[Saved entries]
★ ★ ★ ★ ★

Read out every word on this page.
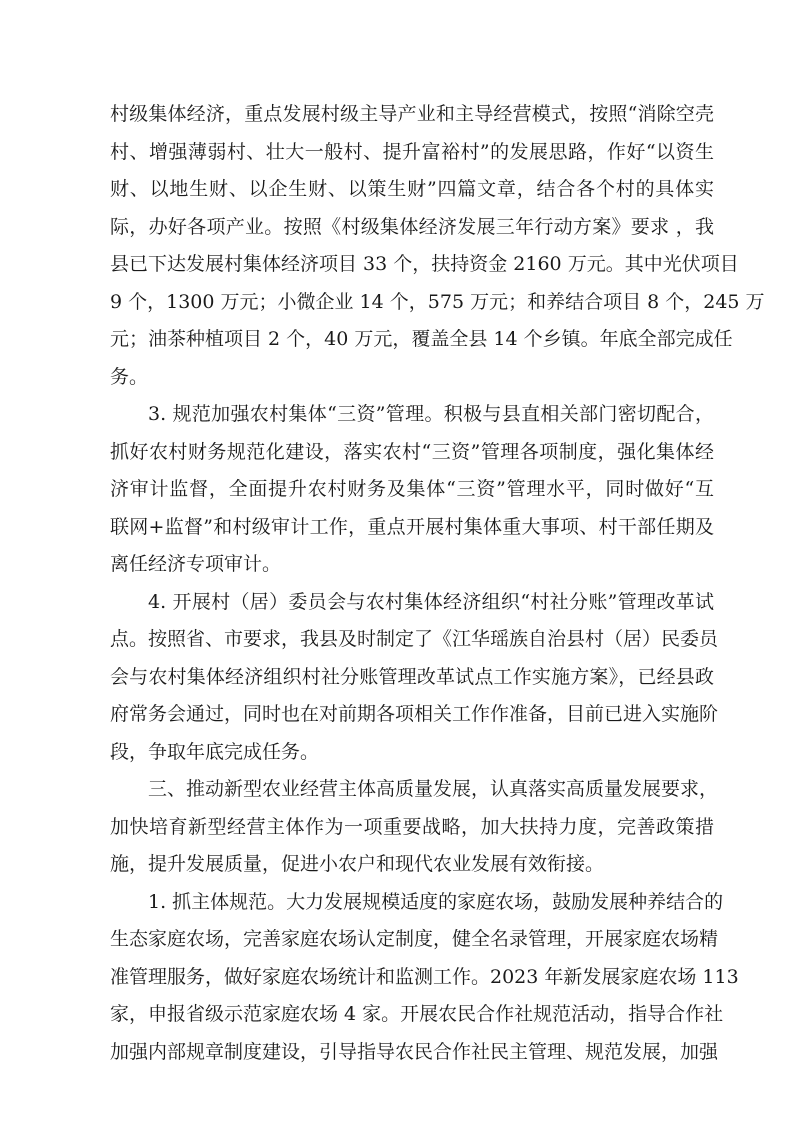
村级集体经济，重点发展村级主导产业和主导经营模式，按照“消除空壳
村、增强薄弱村、壮大一般村、提升富裕村”的发展思路，作好“以资生
财、以地生财、以企生财、以策生财”四篇文章，结合各个村的具体实
际，办好各项产业。按照《村级集体经济发展三年行动方案》要求 ，我
县已下达发展村集体经济项目 33 个，扶持资金 2160 万元。其中光伏项目
9 个，1300 万元；小微企业 14 个，575 万元；和养结合项目 8 个，245 万
元；油茶种植项目 2 个，40 万元，覆盖全县 14 个乡镇。年底全部完成任
务。
3. 规范加强农村集体“三资”管理。积极与县直相关部门密切配合，
抓好农村财务规范化建设，落实农村“三资”管理各项制度，强化集体经
济审计监督，全面提升农村财务及集体“三资”管理水平，同时做好“互
联网+监督”和村级审计工作，重点开展村集体重大事项、村干部任期及
离任经济专项审计。
4. 开展村（居）委员会与农村集体经济组织“村社分账”管理改革试
点。按照省、市要求，我县及时制定了《江华瑶族自治县村（居）民委员
会与农村集体经济组织村社分账管理改革试点工作实施方案》，已经县政
府常务会通过，同时也在对前期各项相关工作作准备，目前已进入实施阶
段，争取年底完成任务。
三、推动新型农业经营主体高质量发展，认真落实高质量发展要求，
加快培育新型经营主体作为一项重要战略，加大扶持力度，完善政策措
施，提升发展质量，促进小农户和现代农业发展有效衔接。
1. 抓主体规范。大力发展规模适度的家庭农场，鼓励发展种养结合的
生态家庭农场，完善家庭农场认定制度，健全名录管理，开展家庭农场精
准管理服务，做好家庭农场统计和监测工作。2023 年新发展家庭农场 113
家，申报省级示范家庭农场 4 家。开展农民合作社规范活动，指导合作社
加强内部规章制度建设，引导指导农民合作社民主管理、规范发展，加强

★ ★ ★ ★ ★

### INSTRUCTIONS FOR THE TASK:
Apart from the pictures, the entries above are to be repeated in full and exactly.

### FINISHED EXERCISE:
Read out every word on this page.
村级集体经济，重点发展村级主导产业和主导经营模式，按照“消除空壳
村、增强薄弱村、壮大一般村、提升富裕村”的发展思路，作好“以资生
财、以地生财、以企生财、以策生财”四篇文章，结合各个村的具体实
际，办好各项产业。按照《村级集体经济发展三年行动方案》要求 ，我
县已下达发展村集体经济项目 33 个，扶持资金 2160 万元。其中光伏项目
9 个，1300 万元；小微企业 14 个，575 万元；和养结合项目 8 个，245 万
元；油茶种植项目 2 个，40 万元，覆盖全县 14 个乡镇。年底全部完成任
务。
3. 规范加强农村集体“三资”管理。积极与县直相关部门密切配合，
抓好农村财务规范化建设，落实农村“三资”管理各项制度，强化集体经
济审计监督，全面提升农村财务及集体“三资”管理水平，同时做好“互
联网+监督”和村级审计工作，重点开展村集体重大事项、村干部任期及
离任经济专项审计。
4. 开展村（居）委员会与农村集体经济组织“村社分账”管理改革试
点。按照省、市要求，我县及时制定了《江华瑶族自治县村（居）民委员
会与农村集体经济组织村社分账管理改革试点工作实施方案》，已经县政
府常务会通过，同时也在对前期各项相关工作作准备，目前已进入实施阶
段，争取年底完成任务。
三、推动新型农业经营主体高质量发展，认真落实高质量发展要求，
加快培育新型经营主体作为一项重要战略，加大扶持力度，完善政策措
施，提升发展质量，促进小农户和现代农业发展有效衔接。
1. 抓主体规范。大力发展规模适度的家庭农场，鼓励发展种养结合的
生态家庭农场，完善家庭农场认定制度，健全名录管理，开展家庭农场精
准管理服务，做好家庭农场统计和监测工作。2023 年新发展家庭农场 113
家，申报省级示范家庭农场 4 家。开展农民合作社规范活动，指导合作社
加强内部规章制度建设，引导指导农民合作社民主管理、规范发展，加强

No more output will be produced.